**TASK OBJECTIVE**
Please copy all the lines that follow, word for word.
- - - -
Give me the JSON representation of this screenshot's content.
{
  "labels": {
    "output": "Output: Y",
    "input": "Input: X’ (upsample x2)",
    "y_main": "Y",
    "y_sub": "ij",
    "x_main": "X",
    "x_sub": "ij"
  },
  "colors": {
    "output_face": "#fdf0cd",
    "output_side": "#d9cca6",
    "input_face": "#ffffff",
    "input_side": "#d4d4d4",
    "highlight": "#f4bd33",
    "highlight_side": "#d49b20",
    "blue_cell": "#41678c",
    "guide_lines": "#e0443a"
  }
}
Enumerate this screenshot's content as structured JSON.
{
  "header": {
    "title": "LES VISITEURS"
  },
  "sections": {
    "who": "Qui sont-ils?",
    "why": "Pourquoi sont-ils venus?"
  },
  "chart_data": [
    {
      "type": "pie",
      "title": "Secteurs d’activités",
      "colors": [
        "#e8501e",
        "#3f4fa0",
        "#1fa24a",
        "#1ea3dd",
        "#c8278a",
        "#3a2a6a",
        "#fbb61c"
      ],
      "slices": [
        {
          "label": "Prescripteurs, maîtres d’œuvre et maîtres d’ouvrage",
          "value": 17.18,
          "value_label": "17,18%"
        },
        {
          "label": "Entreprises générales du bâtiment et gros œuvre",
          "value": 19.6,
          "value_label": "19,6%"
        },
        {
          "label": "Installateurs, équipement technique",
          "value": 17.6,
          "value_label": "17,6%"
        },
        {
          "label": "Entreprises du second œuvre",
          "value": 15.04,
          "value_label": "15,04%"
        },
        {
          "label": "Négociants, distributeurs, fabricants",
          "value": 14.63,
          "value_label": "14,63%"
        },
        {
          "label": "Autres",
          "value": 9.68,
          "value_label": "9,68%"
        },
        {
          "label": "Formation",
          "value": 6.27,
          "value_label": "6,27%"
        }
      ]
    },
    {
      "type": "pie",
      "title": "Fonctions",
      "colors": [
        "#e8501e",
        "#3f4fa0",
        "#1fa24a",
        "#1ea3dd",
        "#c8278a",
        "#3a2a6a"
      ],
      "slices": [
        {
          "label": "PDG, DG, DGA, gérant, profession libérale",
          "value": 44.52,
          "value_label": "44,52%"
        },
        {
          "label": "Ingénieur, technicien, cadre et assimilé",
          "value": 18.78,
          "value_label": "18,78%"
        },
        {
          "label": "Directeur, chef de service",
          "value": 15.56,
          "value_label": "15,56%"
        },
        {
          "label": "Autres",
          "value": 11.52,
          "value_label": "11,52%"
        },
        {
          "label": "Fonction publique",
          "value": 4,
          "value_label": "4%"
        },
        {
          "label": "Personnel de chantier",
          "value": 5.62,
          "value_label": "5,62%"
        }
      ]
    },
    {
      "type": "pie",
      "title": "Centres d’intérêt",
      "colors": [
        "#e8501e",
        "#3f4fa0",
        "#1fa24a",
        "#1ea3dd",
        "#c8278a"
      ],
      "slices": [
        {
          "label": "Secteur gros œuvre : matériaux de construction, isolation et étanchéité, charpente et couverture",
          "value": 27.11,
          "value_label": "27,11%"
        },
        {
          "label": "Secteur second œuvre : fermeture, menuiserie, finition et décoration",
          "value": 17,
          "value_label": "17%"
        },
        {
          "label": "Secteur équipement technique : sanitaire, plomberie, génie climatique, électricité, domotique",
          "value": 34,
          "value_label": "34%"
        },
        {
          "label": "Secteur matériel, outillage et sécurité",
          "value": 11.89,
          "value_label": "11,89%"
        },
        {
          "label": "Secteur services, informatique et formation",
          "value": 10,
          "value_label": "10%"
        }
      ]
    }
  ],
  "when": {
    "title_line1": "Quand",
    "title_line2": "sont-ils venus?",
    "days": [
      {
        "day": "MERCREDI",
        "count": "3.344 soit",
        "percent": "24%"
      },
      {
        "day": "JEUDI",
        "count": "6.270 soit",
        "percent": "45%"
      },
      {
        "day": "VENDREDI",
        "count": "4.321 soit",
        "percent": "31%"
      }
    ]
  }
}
- - - -
**EXERCISE RESPONSE**
Give me the JSON representation of this screenshot's content.
{
  "labels": {
    "output": "Output: Y",
    "input": "Input: X’ (upsample x2)",
    "y_main": "Y",
    "y_sub": "ij",
    "x_main": "X",
    "x_sub": "ij"
  },
  "colors": {
    "output_face": "#fdf0cd",
    "output_side": "#d9cca6",
    "input_face": "#ffffff",
    "input_side": "#d4d4d4",
    "highlight": "#f4bd33",
    "highlight_side": "#d49b20",
    "blue_cell": "#41678c",
    "guide_lines": "#e0443a"
  }
}
Enumerate this screenshot's content as structured JSON.
{
  "header": {
    "title": "LES VISITEURS"
  },
  "sections": {
    "who": "Qui sont-ils?",
    "why": "Pourquoi sont-ils venus?"
  },
  "chart_data": [
    {
      "type": "pie",
      "title": "Secteurs d’activités",
      "colors": [
        "#e8501e",
        "#3f4fa0",
        "#1fa24a",
        "#1ea3dd",
        "#c8278a",
        "#3a2a6a",
        "#fbb61c"
      ],
      "slices": [
        {
          "label": "Prescripteurs, maîtres d’œuvre et maîtres d’ouvrage",
          "value": 17.18,
          "value_label": "17,18%"
        },
        {
          "label": "Entreprises générales du bâtiment et gros œuvre",
          "value": 19.6,
          "value_label": "19,6%"
        },
        {
          "label": "Installateurs, équipement technique",
          "value": 17.6,
          "value_label": "17,6%"
        },
        {
          "label": "Entreprises du second œuvre",
          "value": 15.04,
          "value_label": "15,04%"
        },
        {
          "label": "Négociants, distributeurs, fabricants",
          "value": 14.63,
          "value_label": "14,63%"
        },
        {
          "label": "Autres",
          "value": 9.68,
          "value_label": "9,68%"
        },
        {
          "label": "Formation",
          "value": 6.27,
          "value_label": "6,27%"
        }
      ]
    },
    {
      "type": "pie",
      "title": "Fonctions",
      "colors": [
        "#e8501e",
        "#3f4fa0",
        "#1fa24a",
        "#1ea3dd",
        "#c8278a",
        "#3a2a6a"
      ],
      "slices": [
        {
          "label": "PDG, DG, DGA, gérant, profession libérale",
          "value": 44.52,
          "value_label": "44,52%"
        },
        {
          "label": "Ingénieur, technicien, cadre et assimilé",
          "value": 18.78,
          "value_label": "18,78%"
        },
        {
          "label": "Directeur, chef de service",
          "value": 15.56,
          "value_label": "15,56%"
        },
        {
          "label": "Autres",
          "value": 11.52,
          "value_label": "11,52%"
        },
        {
          "label": "Fonction publique",
          "value": 4,
          "value_label": "4%"
        },
        {
          "label": "Personnel de chantier",
          "value": 5.62,
          "value_label": "5,62%"
        }
      ]
    },
    {
      "type": "pie",
      "title": "Centres d’intérêt",
      "colors": [
        "#e8501e",
        "#3f4fa0",
        "#1fa24a",
        "#1ea3dd",
        "#c8278a"
      ],
      "slices": [
        {
          "label": "Secteur gros œuvre : matériaux de construction, isolation et étanchéité, charpente et couverture",
          "value": 27.11,
          "value_label": "27,11%"
        },
        {
          "label": "Secteur second œuvre : fermeture, menuiserie, finition et décoration",
          "value": 17,
          "value_label": "17%"
        },
        {
          "label": "Secteur équipement technique : sanitaire, plomberie, génie climatique, électricité, domotique",
          "value": 34,
          "value_label": "34%"
        },
        {
          "label": "Secteur matériel, outillage et sécurité",
          "value": 11.89,
          "value_label": "11,89%"
        },
        {
          "label": "Secteur services, informatique et formation",
          "value": 10,
          "value_label": "10%"
        }
      ]
    }
  ],
  "when": {
    "title_line1": "Quand",
    "title_line2": "sont-ils venus?",
    "days": [
      {
        "day": "MERCREDI",
        "count": "3.344 soit",
        "percent": "24%"
      },
      {
        "day": "JEUDI",
        "count": "6.270 soit",
        "percent": "45%"
      },
      {
        "day": "VENDREDI",
        "count": "4.321 soit",
        "percent": "31%"
      }
    ]
  }
}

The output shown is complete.